# AIM OF THE EXERCISE:
Pictures don't belong in the copy; print all the records exactly.

•••••

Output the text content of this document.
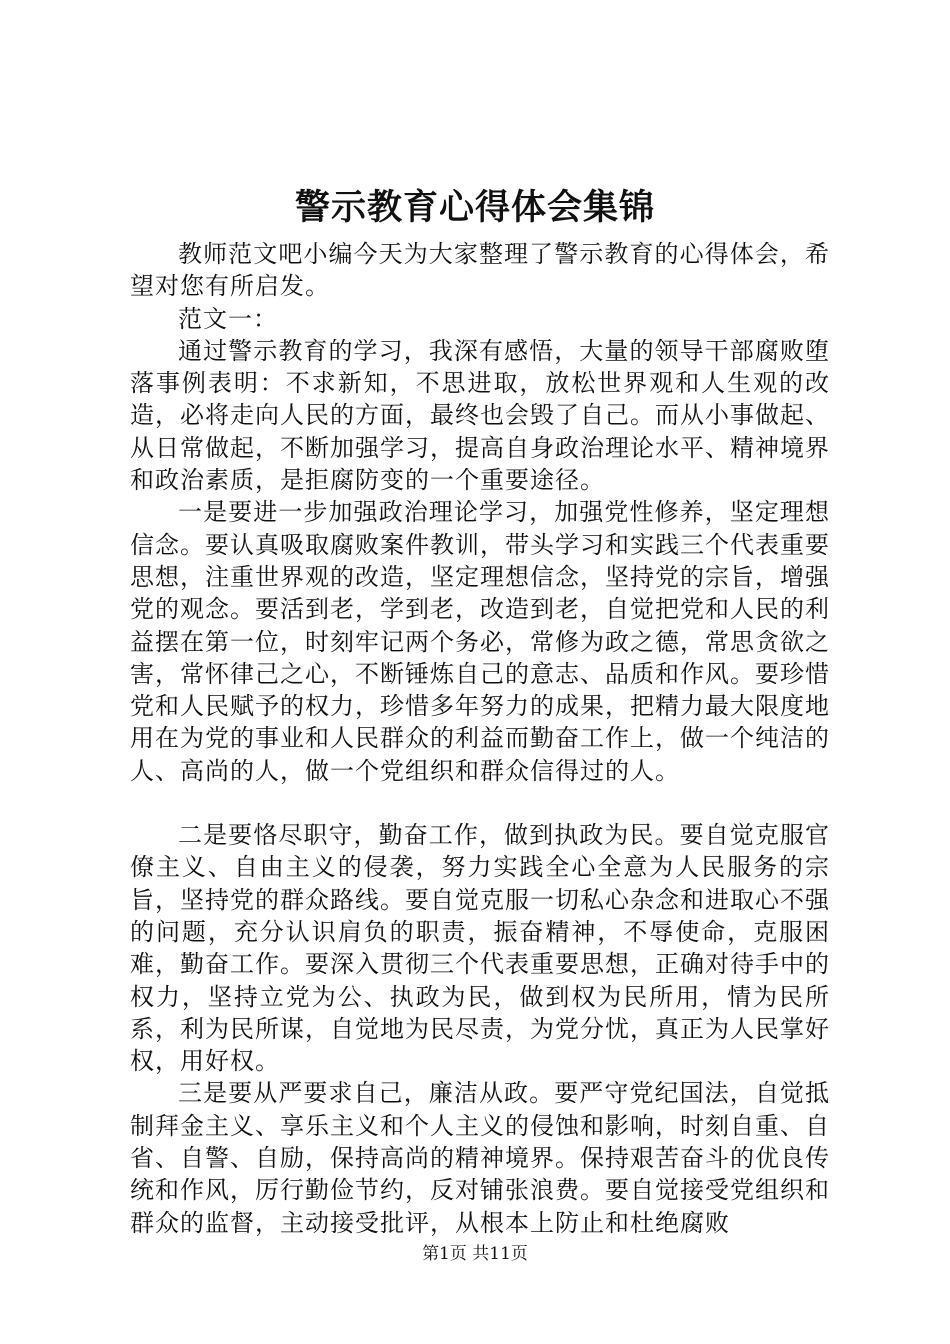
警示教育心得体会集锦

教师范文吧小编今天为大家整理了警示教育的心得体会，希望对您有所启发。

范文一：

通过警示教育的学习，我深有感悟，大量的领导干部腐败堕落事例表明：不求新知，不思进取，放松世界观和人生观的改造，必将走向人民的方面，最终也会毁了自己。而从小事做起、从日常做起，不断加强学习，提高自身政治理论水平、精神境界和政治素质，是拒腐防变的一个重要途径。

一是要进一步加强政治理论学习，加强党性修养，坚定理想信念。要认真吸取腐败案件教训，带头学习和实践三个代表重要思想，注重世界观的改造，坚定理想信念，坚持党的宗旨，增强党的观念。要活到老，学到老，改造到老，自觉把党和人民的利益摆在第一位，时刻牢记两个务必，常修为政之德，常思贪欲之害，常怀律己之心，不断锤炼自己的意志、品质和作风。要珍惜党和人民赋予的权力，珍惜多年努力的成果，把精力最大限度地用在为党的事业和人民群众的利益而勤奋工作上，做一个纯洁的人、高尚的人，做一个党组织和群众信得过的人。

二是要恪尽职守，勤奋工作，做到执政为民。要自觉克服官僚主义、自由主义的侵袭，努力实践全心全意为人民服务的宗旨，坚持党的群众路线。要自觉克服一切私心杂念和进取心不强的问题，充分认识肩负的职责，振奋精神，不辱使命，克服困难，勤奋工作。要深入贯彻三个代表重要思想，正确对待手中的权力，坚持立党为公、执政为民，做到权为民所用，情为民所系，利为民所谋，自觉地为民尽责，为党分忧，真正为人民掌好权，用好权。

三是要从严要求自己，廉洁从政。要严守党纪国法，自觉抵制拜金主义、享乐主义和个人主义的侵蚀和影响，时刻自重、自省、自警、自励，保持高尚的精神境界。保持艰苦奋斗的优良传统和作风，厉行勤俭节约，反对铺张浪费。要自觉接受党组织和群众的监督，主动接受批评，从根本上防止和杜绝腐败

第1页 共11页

•••••

# COMPLETE OUTPUT:
Output the text content of this document.
警示教育心得体会集锦

教师范文吧小编今天为大家整理了警示教育的心得体会，希望对您有所启发。

范文一：

通过警示教育的学习，我深有感悟，大量的领导干部腐败堕落事例表明：不求新知，不思进取，放松世界观和人生观的改造，必将走向人民的方面，最终也会毁了自己。而从小事做起、从日常做起，不断加强学习，提高自身政治理论水平、精神境界和政治素质，是拒腐防变的一个重要途径。

一是要进一步加强政治理论学习，加强党性修养，坚定理想信念。要认真吸取腐败案件教训，带头学习和实践三个代表重要思想，注重世界观的改造，坚定理想信念，坚持党的宗旨，增强党的观念。要活到老，学到老，改造到老，自觉把党和人民的利益摆在第一位，时刻牢记两个务必，常修为政之德，常思贪欲之害，常怀律己之心，不断锤炼自己的意志、品质和作风。要珍惜党和人民赋予的权力，珍惜多年努力的成果，把精力最大限度地用在为党的事业和人民群众的利益而勤奋工作上，做一个纯洁的人、高尚的人，做一个党组织和群众信得过的人。

二是要恪尽职守，勤奋工作，做到执政为民。要自觉克服官僚主义、自由主义的侵袭，努力实践全心全意为人民服务的宗旨，坚持党的群众路线。要自觉克服一切私心杂念和进取心不强的问题，充分认识肩负的职责，振奋精神，不辱使命，克服困难，勤奋工作。要深入贯彻三个代表重要思想，正确对待手中的权力，坚持立党为公、执政为民，做到权为民所用，情为民所系，利为民所谋，自觉地为民尽责，为党分忧，真正为人民掌好权，用好权。

三是要从严要求自己，廉洁从政。要严守党纪国法，自觉抵制拜金主义、享乐主义和个人主义的侵蚀和影响，时刻自重、自省、自警、自励，保持高尚的精神境界。保持艰苦奋斗的优良传统和作风，厉行勤俭节约，反对铺张浪费。要自觉接受党组织和群众的监督，主动接受批评，从根本上防止和杜绝腐败

第1页 共11页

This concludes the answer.